[start Dataset records]

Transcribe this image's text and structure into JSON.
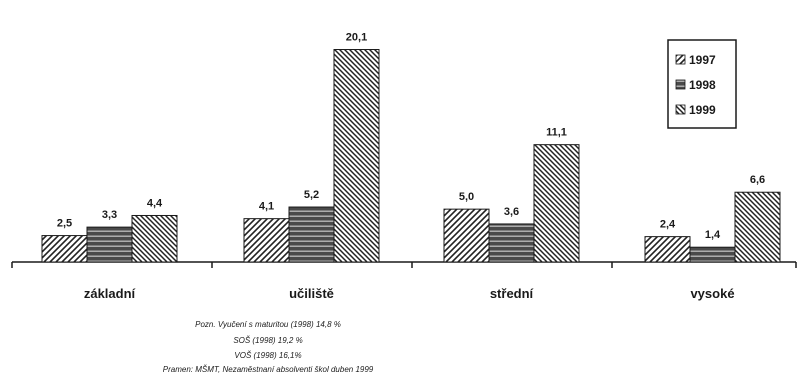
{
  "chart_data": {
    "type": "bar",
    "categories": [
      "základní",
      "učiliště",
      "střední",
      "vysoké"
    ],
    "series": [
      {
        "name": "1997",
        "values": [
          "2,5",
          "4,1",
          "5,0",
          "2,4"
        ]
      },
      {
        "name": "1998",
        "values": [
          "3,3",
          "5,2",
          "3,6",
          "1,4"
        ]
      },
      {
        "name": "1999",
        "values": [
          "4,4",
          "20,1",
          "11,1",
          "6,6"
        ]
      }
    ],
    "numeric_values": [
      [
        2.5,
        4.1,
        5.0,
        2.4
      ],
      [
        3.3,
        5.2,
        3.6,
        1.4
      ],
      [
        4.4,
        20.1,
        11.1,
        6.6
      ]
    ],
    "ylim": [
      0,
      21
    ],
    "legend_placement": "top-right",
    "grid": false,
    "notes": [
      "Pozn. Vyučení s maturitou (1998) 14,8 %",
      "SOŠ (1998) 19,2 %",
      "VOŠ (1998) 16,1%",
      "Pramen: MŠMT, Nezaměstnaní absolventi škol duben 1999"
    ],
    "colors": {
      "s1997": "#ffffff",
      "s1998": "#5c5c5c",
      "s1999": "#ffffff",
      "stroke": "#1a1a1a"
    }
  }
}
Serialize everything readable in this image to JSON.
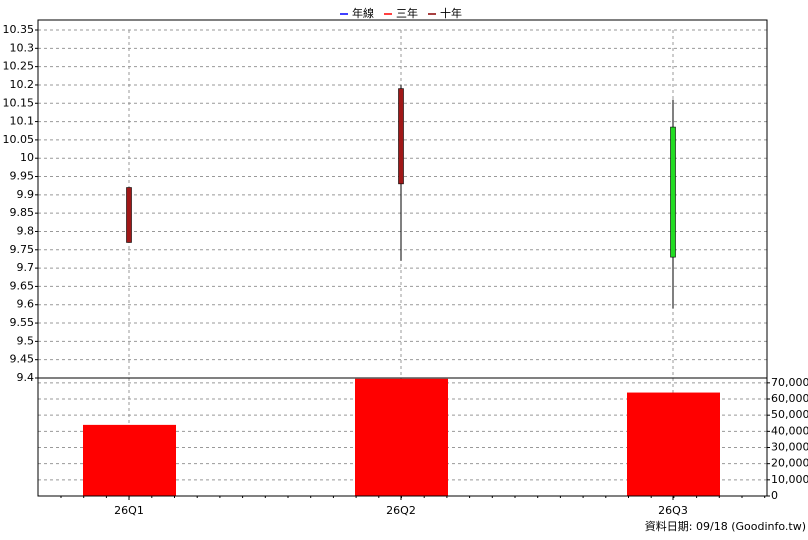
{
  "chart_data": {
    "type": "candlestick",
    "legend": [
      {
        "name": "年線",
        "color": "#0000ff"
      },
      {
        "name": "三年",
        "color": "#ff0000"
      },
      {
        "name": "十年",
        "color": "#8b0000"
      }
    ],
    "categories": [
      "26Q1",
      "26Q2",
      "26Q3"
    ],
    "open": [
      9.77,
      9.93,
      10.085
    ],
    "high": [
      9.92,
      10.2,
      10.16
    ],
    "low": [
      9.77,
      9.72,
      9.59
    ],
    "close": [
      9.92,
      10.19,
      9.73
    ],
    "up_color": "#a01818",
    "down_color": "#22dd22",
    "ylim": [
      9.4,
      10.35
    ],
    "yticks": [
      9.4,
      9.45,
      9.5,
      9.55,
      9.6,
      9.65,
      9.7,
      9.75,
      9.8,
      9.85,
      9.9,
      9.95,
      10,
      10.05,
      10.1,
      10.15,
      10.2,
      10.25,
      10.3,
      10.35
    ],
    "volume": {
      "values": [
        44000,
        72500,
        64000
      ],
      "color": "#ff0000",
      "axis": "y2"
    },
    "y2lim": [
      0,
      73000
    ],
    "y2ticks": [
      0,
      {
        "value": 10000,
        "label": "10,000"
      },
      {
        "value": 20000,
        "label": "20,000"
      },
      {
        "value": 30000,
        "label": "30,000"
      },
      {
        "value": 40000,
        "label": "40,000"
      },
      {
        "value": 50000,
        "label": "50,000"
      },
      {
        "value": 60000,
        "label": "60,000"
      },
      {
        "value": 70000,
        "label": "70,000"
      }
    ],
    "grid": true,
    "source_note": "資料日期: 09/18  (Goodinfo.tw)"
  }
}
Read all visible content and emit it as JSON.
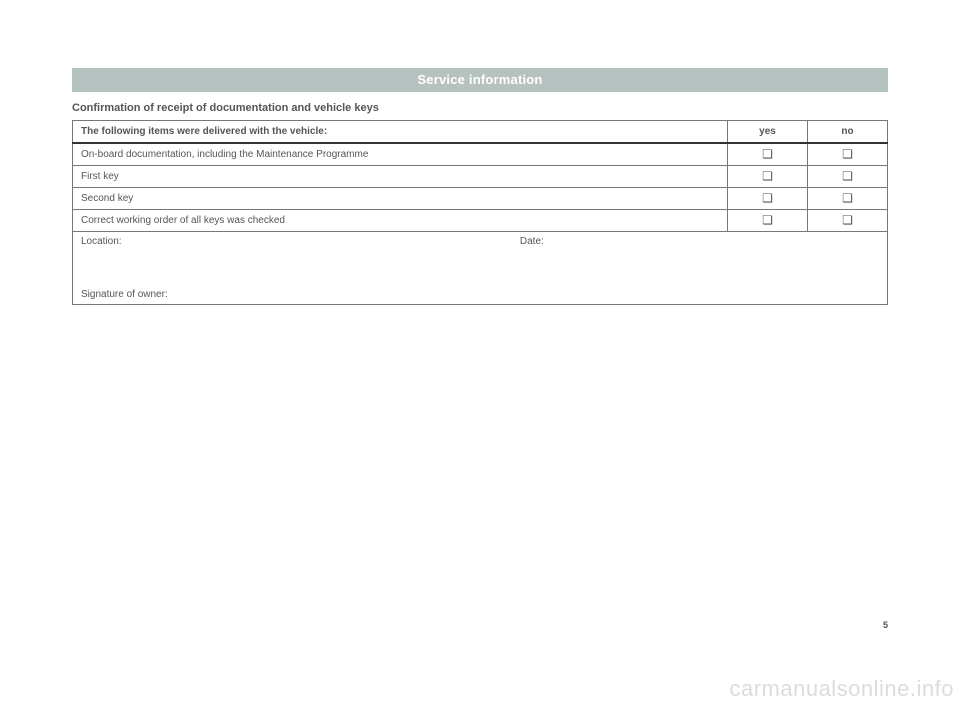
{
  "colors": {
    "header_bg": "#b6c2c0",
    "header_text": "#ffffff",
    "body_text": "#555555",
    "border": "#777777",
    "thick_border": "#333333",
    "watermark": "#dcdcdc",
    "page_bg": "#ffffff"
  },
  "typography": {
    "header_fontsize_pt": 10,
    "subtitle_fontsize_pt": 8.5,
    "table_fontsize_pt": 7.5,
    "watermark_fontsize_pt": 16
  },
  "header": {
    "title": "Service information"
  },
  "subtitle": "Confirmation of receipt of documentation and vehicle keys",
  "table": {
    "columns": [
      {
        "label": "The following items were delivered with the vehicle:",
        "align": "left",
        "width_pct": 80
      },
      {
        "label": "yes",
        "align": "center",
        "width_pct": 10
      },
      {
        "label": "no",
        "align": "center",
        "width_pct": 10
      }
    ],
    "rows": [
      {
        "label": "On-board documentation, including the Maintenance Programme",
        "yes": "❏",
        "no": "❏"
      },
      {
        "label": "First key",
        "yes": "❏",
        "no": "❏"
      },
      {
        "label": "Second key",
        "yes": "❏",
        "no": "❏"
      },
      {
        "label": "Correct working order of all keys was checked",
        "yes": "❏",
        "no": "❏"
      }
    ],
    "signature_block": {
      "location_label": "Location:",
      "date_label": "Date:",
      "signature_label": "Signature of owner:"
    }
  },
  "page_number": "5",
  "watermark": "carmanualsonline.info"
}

[end Dataset records]

▸ Exercise prompt
Leave out the pictures and copy every record above exactly.

▸ Solution for this task
Transcribe this image's text and structure into JSON.
{
  "chart_data": {
    "type": "bar",
    "categories": [
      "základní",
      "učiliště",
      "střední",
      "vysoké"
    ],
    "series": [
      {
        "name": "1997",
        "values": [
          "2,5",
          "4,1",
          "5,0",
          "2,4"
        ]
      },
      {
        "name": "1998",
        "values": [
          "3,3",
          "5,2",
          "3,6",
          "1,4"
        ]
      },
      {
        "name": "1999",
        "values": [
          "4,4",
          "20,1",
          "11,1",
          "6,6"
        ]
      }
    ],
    "numeric_values": [
      [
        2.5,
        4.1,
        5.0,
        2.4
      ],
      [
        3.3,
        5.2,
        3.6,
        1.4
      ],
      [
        4.4,
        20.1,
        11.1,
        6.6
      ]
    ],
    "ylim": [
      0,
      21
    ],
    "legend_placement": "top-right",
    "grid": false,
    "notes": [
      "Pozn. Vyučení s maturitou (1998) 14,8 %",
      "SOŠ (1998) 19,2 %",
      "VOŠ (1998) 16,1%",
      "Pramen: MŠMT, Nezaměstnaní absolventi škol duben 1999"
    ],
    "colors": {
      "s1997": "#ffffff",
      "s1998": "#5c5c5c",
      "s1999": "#ffffff",
      "stroke": "#1a1a1a"
    }
  }
}
Serialize everything readable in this image to JSON.
{
  "chart_data": {
    "type": "candlestick",
    "legend": [
      {
        "name": "年線",
        "color": "#0000ff"
      },
      {
        "name": "三年",
        "color": "#ff0000"
      },
      {
        "name": "十年",
        "color": "#8b0000"
      }
    ],
    "categories": [
      "26Q1",
      "26Q2",
      "26Q3"
    ],
    "open": [
      9.77,
      9.93,
      10.085
    ],
    "high": [
      9.92,
      10.2,
      10.16
    ],
    "low": [
      9.77,
      9.72,
      9.59
    ],
    "close": [
      9.92,
      10.19,
      9.73
    ],
    "up_color": "#a01818",
    "down_color": "#22dd22",
    "ylim": [
      9.4,
      10.35
    ],
    "yticks": [
      9.4,
      9.45,
      9.5,
      9.55,
      9.6,
      9.65,
      9.7,
      9.75,
      9.8,
      9.85,
      9.9,
      9.95,
      10,
      10.05,
      10.1,
      10.15,
      10.2,
      10.25,
      10.3,
      10.35
    ],
    "volume": {
      "values": [
        44000,
        72500,
        64000
      ],
      "color": "#ff0000",
      "axis": "y2"
    },
    "y2lim": [
      0,
      73000
    ],
    "y2ticks": [
      0,
      {
        "value": 10000,
        "label": "10,000"
      },
      {
        "value": 20000,
        "label": "20,000"
      },
      {
        "value": 30000,
        "label": "30,000"
      },
      {
        "value": 40000,
        "label": "40,000"
      },
      {
        "value": 50000,
        "label": "50,000"
      },
      {
        "value": 60000,
        "label": "60,000"
      },
      {
        "value": 70000,
        "label": "70,000"
      }
    ],
    "grid": true,
    "source_note": "資料日期: 09/18  (Goodinfo.tw)"
  }
}
Read all visible content and emit it as JSON.
{
  "colors": {
    "header_bg": "#b6c2c0",
    "header_text": "#ffffff",
    "body_text": "#555555",
    "border": "#777777",
    "thick_border": "#333333",
    "watermark": "#dcdcdc",
    "page_bg": "#ffffff"
  },
  "typography": {
    "header_fontsize_pt": 10,
    "subtitle_fontsize_pt": 8.5,
    "table_fontsize_pt": 7.5,
    "watermark_fontsize_pt": 16
  },
  "header": {
    "title": "Service information"
  },
  "subtitle": "Confirmation of receipt of documentation and vehicle keys",
  "table": {
    "columns": [
      {
        "label": "The following items were delivered with the vehicle:",
        "align": "left",
        "width_pct": 80
      },
      {
        "label": "yes",
        "align": "center",
        "width_pct": 10
      },
      {
        "label": "no",
        "align": "center",
        "width_pct": 10
      }
    ],
    "rows": [
      {
        "label": "On-board documentation, including the Maintenance Programme",
        "yes": "❏",
        "no": "❏"
      },
      {
        "label": "First key",
        "yes": "❏",
        "no": "❏"
      },
      {
        "label": "Second key",
        "yes": "❏",
        "no": "❏"
      },
      {
        "label": "Correct working order of all keys was checked",
        "yes": "❏",
        "no": "❏"
      }
    ],
    "signature_block": {
      "location_label": "Location:",
      "date_label": "Date:",
      "signature_label": "Signature of owner:"
    }
  },
  "page_number": "5",
  "watermark": "carmanualsonline.info"
}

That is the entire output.